Brief:
Extract all lines that hold the string "NORÐURLAND".

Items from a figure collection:

========================================================================

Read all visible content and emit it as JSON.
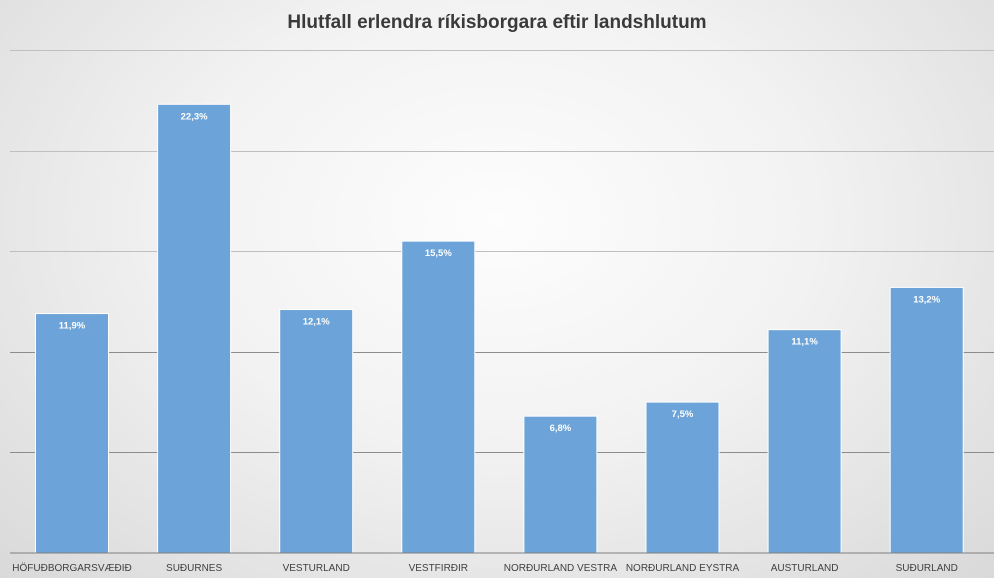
{
  "chart_data": {
    "type": "bar",
    "title": "Hlutfall erlendra ríkisborgara eftir landshlutum",
    "categories": [
      "HÖFUÐBORGARSVÆÐIÐ",
      "SUÐURNES",
      "VESTURLAND",
      "VESTFIRÐIR",
      "NORÐURLAND VESTRA",
      "NORÐURLAND EYSTRA",
      "AUSTURLAND",
      "SUÐURLAND"
    ],
    "values": [
      11.9,
      22.3,
      12.1,
      15.5,
      6.8,
      7.5,
      11.1,
      13.2
    ],
    "data_labels": [
      "11,9%",
      "22,3%",
      "12,1%",
      "15,5%",
      "6,8%",
      "7,5%",
      "11,1%",
      "13,2%"
    ],
    "ylim": [
      0,
      25
    ],
    "y_gridlines": [
      5,
      10,
      15,
      20,
      25
    ],
    "grid": true,
    "y_tick_labels_shown": false,
    "legend": "none",
    "bar_color": "#6ca3d8",
    "bar_edge_color": "#ffffff",
    "gridline_color": "#bfbfbf"
  }
}
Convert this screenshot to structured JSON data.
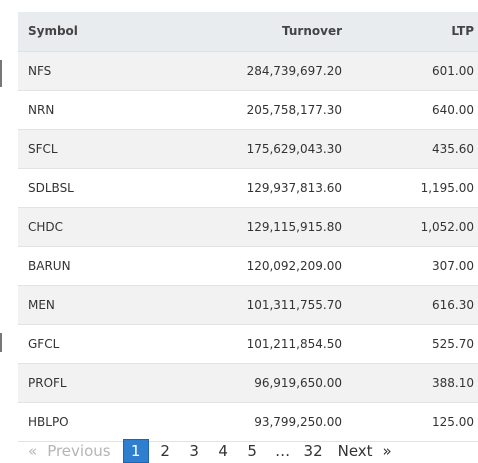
{
  "table": {
    "headers": {
      "symbol": "Symbol",
      "turnover": "Turnover",
      "ltp": "LTP"
    },
    "rows": [
      {
        "symbol": "NFS",
        "turnover": "284,739,697.20",
        "ltp": "601.00"
      },
      {
        "symbol": "NRN",
        "turnover": "205,758,177.30",
        "ltp": "640.00"
      },
      {
        "symbol": "SFCL",
        "turnover": "175,629,043.30",
        "ltp": "435.60"
      },
      {
        "symbol": "SDLBSL",
        "turnover": "129,937,813.60",
        "ltp": "1,195.00"
      },
      {
        "symbol": "CHDC",
        "turnover": "129,115,915.80",
        "ltp": "1,052.00"
      },
      {
        "symbol": "BARUN",
        "turnover": "120,092,209.00",
        "ltp": "307.00"
      },
      {
        "symbol": "MEN",
        "turnover": "101,311,755.70",
        "ltp": "616.30"
      },
      {
        "symbol": "GFCL",
        "turnover": "101,211,854.50",
        "ltp": "525.70"
      },
      {
        "symbol": "PROFL",
        "turnover": "96,919,650.00",
        "ltp": "388.10"
      },
      {
        "symbol": "HBLPO",
        "turnover": "93,799,250.00",
        "ltp": "125.00"
      }
    ]
  },
  "pagination": {
    "prev_arrow": "«",
    "previous_label": "Previous",
    "current": "1",
    "pages": [
      "2",
      "3",
      "4",
      "5"
    ],
    "ellipsis": "…",
    "last": "32",
    "next_label": "Next",
    "next_arrow": "»"
  },
  "colors": {
    "active_page": "#2f7fd1",
    "header_bg": "#e9ecef",
    "row_stripe": "#f2f2f2"
  }
}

========================================================================

Task answer:
      "NORÐURLAND VESTRA",
      "NORÐURLAND EYSTRA",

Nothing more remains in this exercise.